• **Records about charts and figures**
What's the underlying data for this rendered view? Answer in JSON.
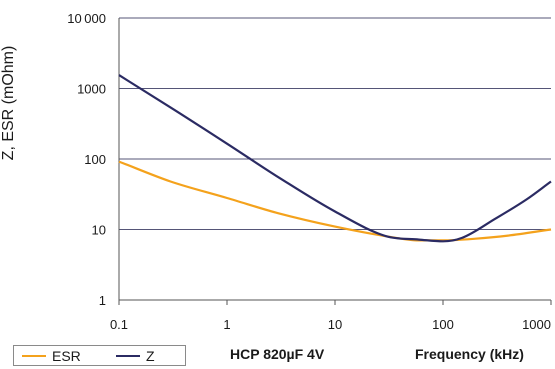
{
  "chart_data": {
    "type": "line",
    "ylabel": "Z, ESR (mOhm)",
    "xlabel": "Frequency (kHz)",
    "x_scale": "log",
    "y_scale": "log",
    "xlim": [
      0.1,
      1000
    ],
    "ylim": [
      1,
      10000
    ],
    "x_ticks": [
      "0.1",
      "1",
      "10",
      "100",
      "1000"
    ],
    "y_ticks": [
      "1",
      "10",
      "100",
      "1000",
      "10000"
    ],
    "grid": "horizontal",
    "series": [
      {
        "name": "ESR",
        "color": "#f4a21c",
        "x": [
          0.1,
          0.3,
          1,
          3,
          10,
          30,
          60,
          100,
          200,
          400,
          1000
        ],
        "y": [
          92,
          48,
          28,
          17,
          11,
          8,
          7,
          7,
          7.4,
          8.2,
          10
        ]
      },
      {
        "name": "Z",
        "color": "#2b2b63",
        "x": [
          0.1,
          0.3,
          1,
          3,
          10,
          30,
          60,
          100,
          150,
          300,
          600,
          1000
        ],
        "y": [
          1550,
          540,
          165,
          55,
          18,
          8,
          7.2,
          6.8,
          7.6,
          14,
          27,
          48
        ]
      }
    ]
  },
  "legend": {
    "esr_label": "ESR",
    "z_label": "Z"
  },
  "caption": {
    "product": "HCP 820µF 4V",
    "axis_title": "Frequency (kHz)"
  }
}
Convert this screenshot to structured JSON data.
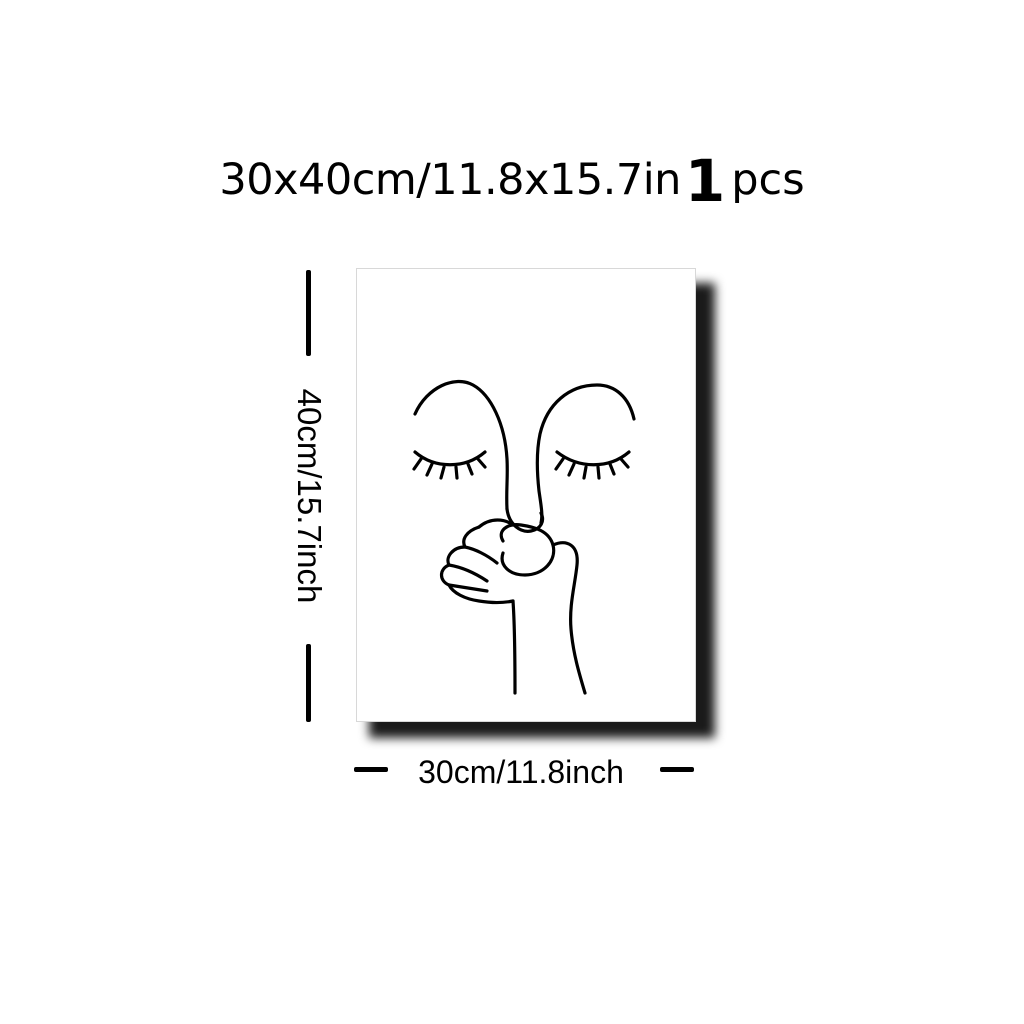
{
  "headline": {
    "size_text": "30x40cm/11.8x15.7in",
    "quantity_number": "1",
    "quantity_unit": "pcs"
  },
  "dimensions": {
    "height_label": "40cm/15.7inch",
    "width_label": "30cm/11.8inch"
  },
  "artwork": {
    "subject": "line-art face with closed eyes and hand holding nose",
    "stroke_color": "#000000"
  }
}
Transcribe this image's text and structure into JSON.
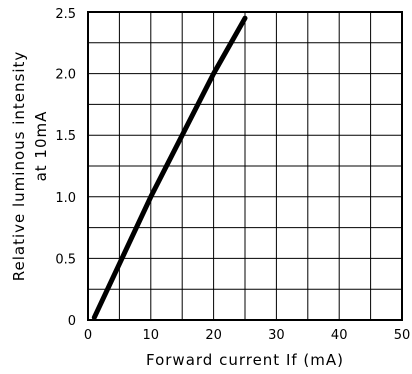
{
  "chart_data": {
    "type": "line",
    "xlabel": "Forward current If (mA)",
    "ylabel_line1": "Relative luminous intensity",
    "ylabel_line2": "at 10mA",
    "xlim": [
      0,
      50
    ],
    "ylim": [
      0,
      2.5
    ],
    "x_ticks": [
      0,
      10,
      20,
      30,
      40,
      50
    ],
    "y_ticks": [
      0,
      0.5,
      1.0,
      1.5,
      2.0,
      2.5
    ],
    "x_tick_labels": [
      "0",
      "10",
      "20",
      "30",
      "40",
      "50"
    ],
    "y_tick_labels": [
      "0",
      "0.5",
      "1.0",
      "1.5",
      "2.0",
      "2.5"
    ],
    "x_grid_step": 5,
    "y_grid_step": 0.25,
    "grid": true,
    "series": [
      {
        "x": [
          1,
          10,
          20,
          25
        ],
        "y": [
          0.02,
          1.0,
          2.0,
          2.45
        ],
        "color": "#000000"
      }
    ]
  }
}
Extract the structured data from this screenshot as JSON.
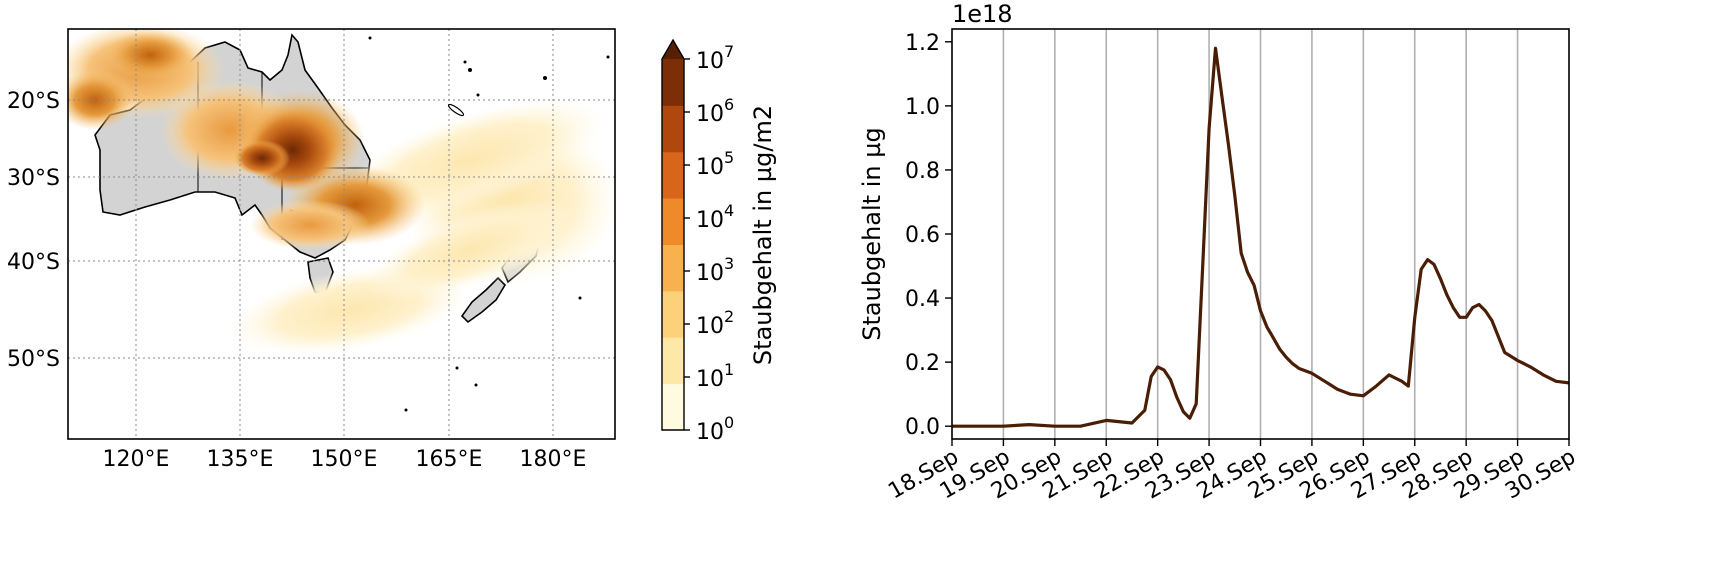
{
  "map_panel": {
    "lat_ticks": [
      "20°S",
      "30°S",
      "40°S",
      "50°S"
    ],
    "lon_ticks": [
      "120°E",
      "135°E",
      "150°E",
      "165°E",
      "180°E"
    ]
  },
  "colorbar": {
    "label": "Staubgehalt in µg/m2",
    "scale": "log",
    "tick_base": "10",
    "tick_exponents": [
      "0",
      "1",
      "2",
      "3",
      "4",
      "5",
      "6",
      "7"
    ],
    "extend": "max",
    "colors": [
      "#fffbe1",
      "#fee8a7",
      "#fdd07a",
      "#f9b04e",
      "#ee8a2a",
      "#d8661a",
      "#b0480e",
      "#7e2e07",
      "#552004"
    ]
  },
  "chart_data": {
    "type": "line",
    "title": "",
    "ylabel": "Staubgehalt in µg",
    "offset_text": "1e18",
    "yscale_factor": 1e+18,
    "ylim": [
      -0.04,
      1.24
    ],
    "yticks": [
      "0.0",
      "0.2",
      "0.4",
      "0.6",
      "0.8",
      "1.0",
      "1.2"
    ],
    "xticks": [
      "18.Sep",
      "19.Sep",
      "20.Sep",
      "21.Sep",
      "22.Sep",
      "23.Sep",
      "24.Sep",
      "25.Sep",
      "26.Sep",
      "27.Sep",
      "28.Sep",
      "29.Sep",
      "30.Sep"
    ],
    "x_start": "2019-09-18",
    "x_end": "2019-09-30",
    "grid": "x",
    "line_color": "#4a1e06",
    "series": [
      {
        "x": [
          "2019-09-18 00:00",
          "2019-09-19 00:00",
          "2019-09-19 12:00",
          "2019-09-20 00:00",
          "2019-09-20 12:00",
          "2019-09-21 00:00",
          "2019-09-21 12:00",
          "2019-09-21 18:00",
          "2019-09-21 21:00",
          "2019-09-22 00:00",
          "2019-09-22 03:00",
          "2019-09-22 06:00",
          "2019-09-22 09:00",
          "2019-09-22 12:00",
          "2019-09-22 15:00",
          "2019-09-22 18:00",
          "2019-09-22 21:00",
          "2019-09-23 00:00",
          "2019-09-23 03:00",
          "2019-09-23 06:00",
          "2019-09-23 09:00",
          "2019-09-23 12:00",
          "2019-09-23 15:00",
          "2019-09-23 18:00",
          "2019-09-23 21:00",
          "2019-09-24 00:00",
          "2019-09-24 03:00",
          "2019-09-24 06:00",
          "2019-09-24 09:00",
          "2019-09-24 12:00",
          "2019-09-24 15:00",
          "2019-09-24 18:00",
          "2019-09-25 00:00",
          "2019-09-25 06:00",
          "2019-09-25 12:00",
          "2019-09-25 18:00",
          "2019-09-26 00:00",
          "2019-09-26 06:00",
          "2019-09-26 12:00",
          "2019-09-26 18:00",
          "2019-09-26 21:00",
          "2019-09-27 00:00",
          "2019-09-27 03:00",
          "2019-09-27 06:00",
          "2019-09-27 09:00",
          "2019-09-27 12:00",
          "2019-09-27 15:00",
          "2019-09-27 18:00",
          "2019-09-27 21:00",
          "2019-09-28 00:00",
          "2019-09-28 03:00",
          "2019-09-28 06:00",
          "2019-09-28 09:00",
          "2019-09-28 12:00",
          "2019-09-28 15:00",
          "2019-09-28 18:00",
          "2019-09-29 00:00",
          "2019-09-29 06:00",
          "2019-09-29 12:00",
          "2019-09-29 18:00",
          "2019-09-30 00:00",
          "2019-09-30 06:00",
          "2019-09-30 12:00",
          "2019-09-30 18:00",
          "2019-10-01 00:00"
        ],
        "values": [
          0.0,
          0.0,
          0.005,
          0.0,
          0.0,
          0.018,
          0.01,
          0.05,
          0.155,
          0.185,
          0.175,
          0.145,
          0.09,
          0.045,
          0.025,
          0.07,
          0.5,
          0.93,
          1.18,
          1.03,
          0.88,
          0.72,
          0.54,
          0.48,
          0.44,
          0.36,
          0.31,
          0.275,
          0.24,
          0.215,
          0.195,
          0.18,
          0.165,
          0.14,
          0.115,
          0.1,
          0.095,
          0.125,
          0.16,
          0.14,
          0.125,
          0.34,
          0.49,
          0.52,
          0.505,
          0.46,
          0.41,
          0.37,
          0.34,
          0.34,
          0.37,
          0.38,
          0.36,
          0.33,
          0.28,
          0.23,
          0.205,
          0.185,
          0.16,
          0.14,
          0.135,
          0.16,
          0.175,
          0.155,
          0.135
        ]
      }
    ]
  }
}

• **TASK OBJECTIVE**
Print all the records again exactly; do not include any picture.

• **EXERCISE SOLUTION**
What's the underlying data for this rendered view? Answer in JSON.
{
  "chart_data": {
    "type": "line",
    "ylabel": "Z, ESR (mOhm)",
    "xlabel": "Frequency (kHz)",
    "x_scale": "log",
    "y_scale": "log",
    "xlim": [
      0.1,
      1000
    ],
    "ylim": [
      1,
      10000
    ],
    "x_ticks": [
      "0.1",
      "1",
      "10",
      "100",
      "1000"
    ],
    "y_ticks": [
      "1",
      "10",
      "100",
      "1000",
      "10000"
    ],
    "grid": "horizontal",
    "series": [
      {
        "name": "ESR",
        "color": "#f4a21c",
        "x": [
          0.1,
          0.3,
          1,
          3,
          10,
          30,
          60,
          100,
          200,
          400,
          1000
        ],
        "y": [
          92,
          48,
          28,
          17,
          11,
          8,
          7,
          7,
          7.4,
          8.2,
          10
        ]
      },
      {
        "name": "Z",
        "color": "#2b2b63",
        "x": [
          0.1,
          0.3,
          1,
          3,
          10,
          30,
          60,
          100,
          150,
          300,
          600,
          1000
        ],
        "y": [
          1550,
          540,
          165,
          55,
          18,
          8,
          7.2,
          6.8,
          7.6,
          14,
          27,
          48
        ]
      }
    ]
  },
  "legend": {
    "esr_label": "ESR",
    "z_label": "Z"
  },
  "caption": {
    "product": "HCP 820µF 4V",
    "axis_title": "Frequency (kHz)"
  }
}
Convert this screenshot to structured JSON data.
{
  "headline": {
    "size_text": "30x40cm/11.8x15.7in",
    "quantity_number": "1",
    "quantity_unit": "pcs"
  },
  "dimensions": {
    "height_label": "40cm/15.7inch",
    "width_label": "30cm/11.8inch"
  },
  "artwork": {
    "subject": "line-art face with closed eyes and hand holding nose",
    "stroke_color": "#000000"
  }
}
Transcribe this image's text and structure into JSON.
{
  "chart_data": {
    "type": "line",
    "xlabel": "Forward current If (mA)",
    "ylabel_line1": "Relative luminous intensity",
    "ylabel_line2": "at 10mA",
    "xlim": [
      0,
      50
    ],
    "ylim": [
      0,
      2.5
    ],
    "x_ticks": [
      0,
      10,
      20,
      30,
      40,
      50
    ],
    "y_ticks": [
      0,
      0.5,
      1.0,
      1.5,
      2.0,
      2.5
    ],
    "x_tick_labels": [
      "0",
      "10",
      "20",
      "30",
      "40",
      "50"
    ],
    "y_tick_labels": [
      "0",
      "0.5",
      "1.0",
      "1.5",
      "2.0",
      "2.5"
    ],
    "x_grid_step": 5,
    "y_grid_step": 0.25,
    "grid": true,
    "series": [
      {
        "x": [
          1,
          10,
          20,
          25
        ],
        "y": [
          0.02,
          1.0,
          2.0,
          2.45
        ],
        "color": "#000000"
      }
    ]
  }
}
Extract the structured data from this screenshot as JSON.
{
  "map_panel": {
    "lat_ticks": [
      "20°S",
      "30°S",
      "40°S",
      "50°S"
    ],
    "lon_ticks": [
      "120°E",
      "135°E",
      "150°E",
      "165°E",
      "180°E"
    ]
  },
  "colorbar": {
    "label": "Staubgehalt in µg/m2",
    "scale": "log",
    "tick_base": "10",
    "tick_exponents": [
      "0",
      "1",
      "2",
      "3",
      "4",
      "5",
      "6",
      "7"
    ],
    "extend": "max",
    "colors": [
      "#fffbe1",
      "#fee8a7",
      "#fdd07a",
      "#f9b04e",
      "#ee8a2a",
      "#d8661a",
      "#b0480e",
      "#7e2e07",
      "#552004"
    ]
  },
  "chart_data": {
    "type": "line",
    "title": "",
    "ylabel": "Staubgehalt in µg",
    "offset_text": "1e18",
    "yscale_factor": 1e+18,
    "ylim": [
      -0.04,
      1.24
    ],
    "yticks": [
      "0.0",
      "0.2",
      "0.4",
      "0.6",
      "0.8",
      "1.0",
      "1.2"
    ],
    "xticks": [
      "18.Sep",
      "19.Sep",
      "20.Sep",
      "21.Sep",
      "22.Sep",
      "23.Sep",
      "24.Sep",
      "25.Sep",
      "26.Sep",
      "27.Sep",
      "28.Sep",
      "29.Sep",
      "30.Sep"
    ],
    "x_start": "2019-09-18",
    "x_end": "2019-09-30",
    "grid": "x",
    "line_color": "#4a1e06",
    "series": [
      {
        "x": [
          "2019-09-18 00:00",
          "2019-09-19 00:00",
          "2019-09-19 12:00",
          "2019-09-20 00:00",
          "2019-09-20 12:00",
          "2019-09-21 00:00",
          "2019-09-21 12:00",
          "2019-09-21 18:00",
          "2019-09-21 21:00",
          "2019-09-22 00:00",
          "2019-09-22 03:00",
          "2019-09-22 06:00",
          "2019-09-22 09:00",
          "2019-09-22 12:00",
          "2019-09-22 15:00",
          "2019-09-22 18:00",
          "2019-09-22 21:00",
          "2019-09-23 00:00",
          "2019-09-23 03:00",
          "2019-09-23 06:00",
          "2019-09-23 09:00",
          "2019-09-23 12:00",
          "2019-09-23 15:00",
          "2019-09-23 18:00",
          "2019-09-23 21:00",
          "2019-09-24 00:00",
          "2019-09-24 03:00",
          "2019-09-24 06:00",
          "2019-09-24 09:00",
          "2019-09-24 12:00",
          "2019-09-24 15:00",
          "2019-09-24 18:00",
          "2019-09-25 00:00",
          "2019-09-25 06:00",
          "2019-09-25 12:00",
          "2019-09-25 18:00",
          "2019-09-26 00:00",
          "2019-09-26 06:00",
          "2019-09-26 12:00",
          "2019-09-26 18:00",
          "2019-09-26 21:00",
          "2019-09-27 00:00",
          "2019-09-27 03:00",
          "2019-09-27 06:00",
          "2019-09-27 09:00",
          "2019-09-27 12:00",
          "2019-09-27 15:00",
          "2019-09-27 18:00",
          "2019-09-27 21:00",
          "2019-09-28 00:00",
          "2019-09-28 03:00",
          "2019-09-28 06:00",
          "2019-09-28 09:00",
          "2019-09-28 12:00",
          "2019-09-28 15:00",
          "2019-09-28 18:00",
          "2019-09-29 00:00",
          "2019-09-29 06:00",
          "2019-09-29 12:00",
          "2019-09-29 18:00",
          "2019-09-30 00:00",
          "2019-09-30 06:00",
          "2019-09-30 12:00",
          "2019-09-30 18:00",
          "2019-10-01 00:00"
        ],
        "values": [
          0.0,
          0.0,
          0.005,
          0.0,
          0.0,
          0.018,
          0.01,
          0.05,
          0.155,
          0.185,
          0.175,
          0.145,
          0.09,
          0.045,
          0.025,
          0.07,
          0.5,
          0.93,
          1.18,
          1.03,
          0.88,
          0.72,
          0.54,
          0.48,
          0.44,
          0.36,
          0.31,
          0.275,
          0.24,
          0.215,
          0.195,
          0.18,
          0.165,
          0.14,
          0.115,
          0.1,
          0.095,
          0.125,
          0.16,
          0.14,
          0.125,
          0.34,
          0.49,
          0.52,
          0.505,
          0.46,
          0.41,
          0.37,
          0.34,
          0.34,
          0.37,
          0.38,
          0.36,
          0.33,
          0.28,
          0.23,
          0.205,
          0.185,
          0.16,
          0.14,
          0.135,
          0.16,
          0.175,
          0.155,
          0.135
        ]
      }
    ]
  }
}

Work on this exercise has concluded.